Some records
┄┄┄┄┄┄

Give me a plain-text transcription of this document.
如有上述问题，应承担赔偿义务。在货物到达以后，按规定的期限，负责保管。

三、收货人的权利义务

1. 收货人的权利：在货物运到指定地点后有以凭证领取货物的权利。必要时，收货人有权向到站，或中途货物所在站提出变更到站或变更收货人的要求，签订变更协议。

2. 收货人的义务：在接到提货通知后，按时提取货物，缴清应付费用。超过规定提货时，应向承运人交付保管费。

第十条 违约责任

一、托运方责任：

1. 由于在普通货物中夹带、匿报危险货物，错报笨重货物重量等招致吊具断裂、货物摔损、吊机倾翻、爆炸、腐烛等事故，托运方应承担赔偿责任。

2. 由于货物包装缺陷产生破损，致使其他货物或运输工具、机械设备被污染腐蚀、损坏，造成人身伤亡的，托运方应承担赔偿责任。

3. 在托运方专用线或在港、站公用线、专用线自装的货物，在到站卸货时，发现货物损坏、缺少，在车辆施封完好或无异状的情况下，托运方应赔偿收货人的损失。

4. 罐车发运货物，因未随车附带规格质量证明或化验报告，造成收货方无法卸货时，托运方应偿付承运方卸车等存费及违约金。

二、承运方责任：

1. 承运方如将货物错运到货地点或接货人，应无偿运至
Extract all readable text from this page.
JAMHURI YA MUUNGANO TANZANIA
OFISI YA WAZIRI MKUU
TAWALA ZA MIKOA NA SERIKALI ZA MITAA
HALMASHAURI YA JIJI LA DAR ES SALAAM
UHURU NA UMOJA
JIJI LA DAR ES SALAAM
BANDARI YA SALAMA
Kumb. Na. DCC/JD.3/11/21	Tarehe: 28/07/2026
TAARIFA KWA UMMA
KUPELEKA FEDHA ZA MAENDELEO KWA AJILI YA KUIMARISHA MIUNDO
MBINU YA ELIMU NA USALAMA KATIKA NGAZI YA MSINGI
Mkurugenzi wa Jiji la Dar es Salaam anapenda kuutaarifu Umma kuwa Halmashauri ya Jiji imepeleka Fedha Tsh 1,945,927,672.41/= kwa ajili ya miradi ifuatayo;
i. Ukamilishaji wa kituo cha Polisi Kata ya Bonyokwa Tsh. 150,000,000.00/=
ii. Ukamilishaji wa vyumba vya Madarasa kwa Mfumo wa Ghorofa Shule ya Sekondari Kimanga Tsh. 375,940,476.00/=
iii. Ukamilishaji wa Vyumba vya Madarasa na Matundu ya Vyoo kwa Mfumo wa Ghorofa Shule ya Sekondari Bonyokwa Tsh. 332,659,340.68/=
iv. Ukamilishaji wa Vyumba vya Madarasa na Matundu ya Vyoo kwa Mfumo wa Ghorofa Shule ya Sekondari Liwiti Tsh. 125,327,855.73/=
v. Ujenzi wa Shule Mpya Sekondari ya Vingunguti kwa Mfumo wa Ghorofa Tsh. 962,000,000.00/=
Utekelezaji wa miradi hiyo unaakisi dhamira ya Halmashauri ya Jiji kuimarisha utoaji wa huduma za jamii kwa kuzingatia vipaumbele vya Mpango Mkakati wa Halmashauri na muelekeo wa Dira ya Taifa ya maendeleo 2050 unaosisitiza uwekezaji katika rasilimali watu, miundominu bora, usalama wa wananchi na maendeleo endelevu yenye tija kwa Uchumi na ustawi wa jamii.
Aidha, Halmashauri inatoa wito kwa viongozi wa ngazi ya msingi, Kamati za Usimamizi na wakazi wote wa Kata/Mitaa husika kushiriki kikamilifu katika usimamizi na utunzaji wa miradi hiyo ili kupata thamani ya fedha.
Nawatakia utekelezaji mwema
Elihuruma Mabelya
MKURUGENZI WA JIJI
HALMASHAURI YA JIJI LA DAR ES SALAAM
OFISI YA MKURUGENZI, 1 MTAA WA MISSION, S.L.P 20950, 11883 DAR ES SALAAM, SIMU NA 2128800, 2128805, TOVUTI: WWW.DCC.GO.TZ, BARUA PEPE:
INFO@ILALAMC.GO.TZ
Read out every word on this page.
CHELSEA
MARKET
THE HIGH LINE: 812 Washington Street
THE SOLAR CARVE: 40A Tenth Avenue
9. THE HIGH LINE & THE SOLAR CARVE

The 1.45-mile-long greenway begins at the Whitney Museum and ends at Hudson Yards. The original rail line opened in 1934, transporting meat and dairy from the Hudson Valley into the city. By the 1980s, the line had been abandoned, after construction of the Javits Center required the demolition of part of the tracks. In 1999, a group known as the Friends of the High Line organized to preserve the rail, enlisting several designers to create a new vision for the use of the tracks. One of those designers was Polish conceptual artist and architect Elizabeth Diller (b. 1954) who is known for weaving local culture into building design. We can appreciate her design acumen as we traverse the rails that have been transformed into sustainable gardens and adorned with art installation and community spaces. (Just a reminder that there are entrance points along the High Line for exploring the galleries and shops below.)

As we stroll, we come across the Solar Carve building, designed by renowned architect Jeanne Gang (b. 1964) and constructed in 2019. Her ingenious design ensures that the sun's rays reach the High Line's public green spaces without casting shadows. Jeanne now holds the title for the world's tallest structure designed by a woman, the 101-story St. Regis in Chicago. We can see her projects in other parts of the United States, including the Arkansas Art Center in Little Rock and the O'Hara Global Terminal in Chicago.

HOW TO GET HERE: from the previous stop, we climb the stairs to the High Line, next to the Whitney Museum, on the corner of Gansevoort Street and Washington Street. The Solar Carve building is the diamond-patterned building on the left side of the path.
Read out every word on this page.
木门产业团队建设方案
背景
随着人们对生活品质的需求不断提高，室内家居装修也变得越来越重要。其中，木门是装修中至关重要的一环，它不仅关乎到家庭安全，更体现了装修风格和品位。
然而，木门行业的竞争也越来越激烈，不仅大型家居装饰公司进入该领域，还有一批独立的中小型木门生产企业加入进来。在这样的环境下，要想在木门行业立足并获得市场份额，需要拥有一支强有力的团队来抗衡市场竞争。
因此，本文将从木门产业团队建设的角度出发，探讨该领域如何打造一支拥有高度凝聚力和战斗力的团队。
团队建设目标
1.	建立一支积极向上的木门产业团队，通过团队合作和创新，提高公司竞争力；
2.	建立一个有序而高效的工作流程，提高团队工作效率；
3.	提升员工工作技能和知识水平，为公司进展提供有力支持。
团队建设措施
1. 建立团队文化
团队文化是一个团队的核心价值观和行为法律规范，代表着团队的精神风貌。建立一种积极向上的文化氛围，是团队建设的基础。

┄┄┄┄┄┄

• Your objective: Quote all of the entries verbatim.

• Answer to this exercise:
Give me a plain-text transcription of this document.
如有上述问题，应承担赔偿义务。在货物到达以后，按规定的期限，负责保管。

三、收货人的权利义务

1. 收货人的权利：在货物运到指定地点后有以凭证领取货物的权利。必要时，收货人有权向到站，或中途货物所在站提出变更到站或变更收货人的要求，签订变更协议。

2. 收货人的义务：在接到提货通知后，按时提取货物，缴清应付费用。超过规定提货时，应向承运人交付保管费。

第十条 违约责任

一、托运方责任：

1. 由于在普通货物中夹带、匿报危险货物，错报笨重货物重量等招致吊具断裂、货物摔损、吊机倾翻、爆炸、腐烛等事故，托运方应承担赔偿责任。

2. 由于货物包装缺陷产生破损，致使其他货物或运输工具、机械设备被污染腐蚀、损坏，造成人身伤亡的，托运方应承担赔偿责任。

3. 在托运方专用线或在港、站公用线、专用线自装的货物，在到站卸货时，发现货物损坏、缺少，在车辆施封完好或无异状的情况下，托运方应赔偿收货人的损失。

4. 罐车发运货物，因未随车附带规格质量证明或化验报告，造成收货方无法卸货时，托运方应偿付承运方卸车等存费及违约金。

二、承运方责任：

1. 承运方如将货物错运到货地点或接货人，应无偿运至
Extract all readable text from this page.
JAMHURI YA MUUNGANO TANZANIA
OFISI YA WAZIRI MKUU
TAWALA ZA MIKOA NA SERIKALI ZA MITAA
HALMASHAURI YA JIJI LA DAR ES SALAAM
UHURU NA UMOJA
JIJI LA DAR ES SALAAM
BANDARI YA SALAMA
Kumb. Na. DCC/JD.3/11/21	Tarehe: 28/07/2026
TAARIFA KWA UMMA
KUPELEKA FEDHA ZA MAENDELEO KWA AJILI YA KUIMARISHA MIUNDO
MBINU YA ELIMU NA USALAMA KATIKA NGAZI YA MSINGI
Mkurugenzi wa Jiji la Dar es Salaam anapenda kuutaarifu Umma kuwa Halmashauri ya Jiji imepeleka Fedha Tsh 1,945,927,672.41/= kwa ajili ya miradi ifuatayo;
i. Ukamilishaji wa kituo cha Polisi Kata ya Bonyokwa Tsh. 150,000,000.00/=
ii. Ukamilishaji wa vyumba vya Madarasa kwa Mfumo wa Ghorofa Shule ya Sekondari Kimanga Tsh. 375,940,476.00/=
iii. Ukamilishaji wa Vyumba vya Madarasa na Matundu ya Vyoo kwa Mfumo wa Ghorofa Shule ya Sekondari Bonyokwa Tsh. 332,659,340.68/=
iv. Ukamilishaji wa Vyumba vya Madarasa na Matundu ya Vyoo kwa Mfumo wa Ghorofa Shule ya Sekondari Liwiti Tsh. 125,327,855.73/=
v. Ujenzi wa Shule Mpya Sekondari ya Vingunguti kwa Mfumo wa Ghorofa Tsh. 962,000,000.00/=
Utekelezaji wa miradi hiyo unaakisi dhamira ya Halmashauri ya Jiji kuimarisha utoaji wa huduma za jamii kwa kuzingatia vipaumbele vya Mpango Mkakati wa Halmashauri na muelekeo wa Dira ya Taifa ya maendeleo 2050 unaosisitiza uwekezaji katika rasilimali watu, miundominu bora, usalama wa wananchi na maendeleo endelevu yenye tija kwa Uchumi na ustawi wa jamii.
Aidha, Halmashauri inatoa wito kwa viongozi wa ngazi ya msingi, Kamati za Usimamizi na wakazi wote wa Kata/Mitaa husika kushiriki kikamilifu katika usimamizi na utunzaji wa miradi hiyo ili kupata thamani ya fedha.
Nawatakia utekelezaji mwema
Elihuruma Mabelya
MKURUGENZI WA JIJI
HALMASHAURI YA JIJI LA DAR ES SALAAM
OFISI YA MKURUGENZI, 1 MTAA WA MISSION, S.L.P 20950, 11883 DAR ES SALAAM, SIMU NA 2128800, 2128805, TOVUTI: WWW.DCC.GO.TZ, BARUA PEPE:
INFO@ILALAMC.GO.TZ
Read out every word on this page.
CHELSEA
MARKET
THE HIGH LINE: 812 Washington Street
THE SOLAR CARVE: 40A Tenth Avenue
9. THE HIGH LINE & THE SOLAR CARVE

The 1.45-mile-long greenway begins at the Whitney Museum and ends at Hudson Yards. The original rail line opened in 1934, transporting meat and dairy from the Hudson Valley into the city. By the 1980s, the line had been abandoned, after construction of the Javits Center required the demolition of part of the tracks. In 1999, a group known as the Friends of the High Line organized to preserve the rail, enlisting several designers to create a new vision for the use of the tracks. One of those designers was Polish conceptual artist and architect Elizabeth Diller (b. 1954) who is known for weaving local culture into building design. We can appreciate her design acumen as we traverse the rails that have been transformed into sustainable gardens and adorned with art installation and community spaces. (Just a reminder that there are entrance points along the High Line for exploring the galleries and shops below.)

As we stroll, we come across the Solar Carve building, designed by renowned architect Jeanne Gang (b. 1964) and constructed in 2019. Her ingenious design ensures that the sun's rays reach the High Line's public green spaces without casting shadows. Jeanne now holds the title for the world's tallest structure designed by a woman, the 101-story St. Regis in Chicago. We can see her projects in other parts of the United States, including the Arkansas Art Center in Little Rock and the O'Hara Global Terminal in Chicago.

HOW TO GET HERE: from the previous stop, we climb the stairs to the High Line, next to the Whitney Museum, on the corner of Gansevoort Street and Washington Street. The Solar Carve building is the diamond-patterned building on the left side of the path.
Read out every word on this page.
木门产业团队建设方案
背景
随着人们对生活品质的需求不断提高，室内家居装修也变得越来越重要。其中，木门是装修中至关重要的一环，它不仅关乎到家庭安全，更体现了装修风格和品位。
然而，木门行业的竞争也越来越激烈，不仅大型家居装饰公司进入该领域，还有一批独立的中小型木门生产企业加入进来。在这样的环境下，要想在木门行业立足并获得市场份额，需要拥有一支强有力的团队来抗衡市场竞争。
因此，本文将从木门产业团队建设的角度出发，探讨该领域如何打造一支拥有高度凝聚力和战斗力的团队。
团队建设目标
1.	建立一支积极向上的木门产业团队，通过团队合作和创新，提高公司竞争力；
2.	建立一个有序而高效的工作流程，提高团队工作效率；
3.	提升员工工作技能和知识水平，为公司进展提供有力支持。
团队建设措施
1. 建立团队文化
团队文化是一个团队的核心价值观和行为法律规范，代表着团队的精神风貌。建立一种积极向上的文化氛围，是团队建设的基础。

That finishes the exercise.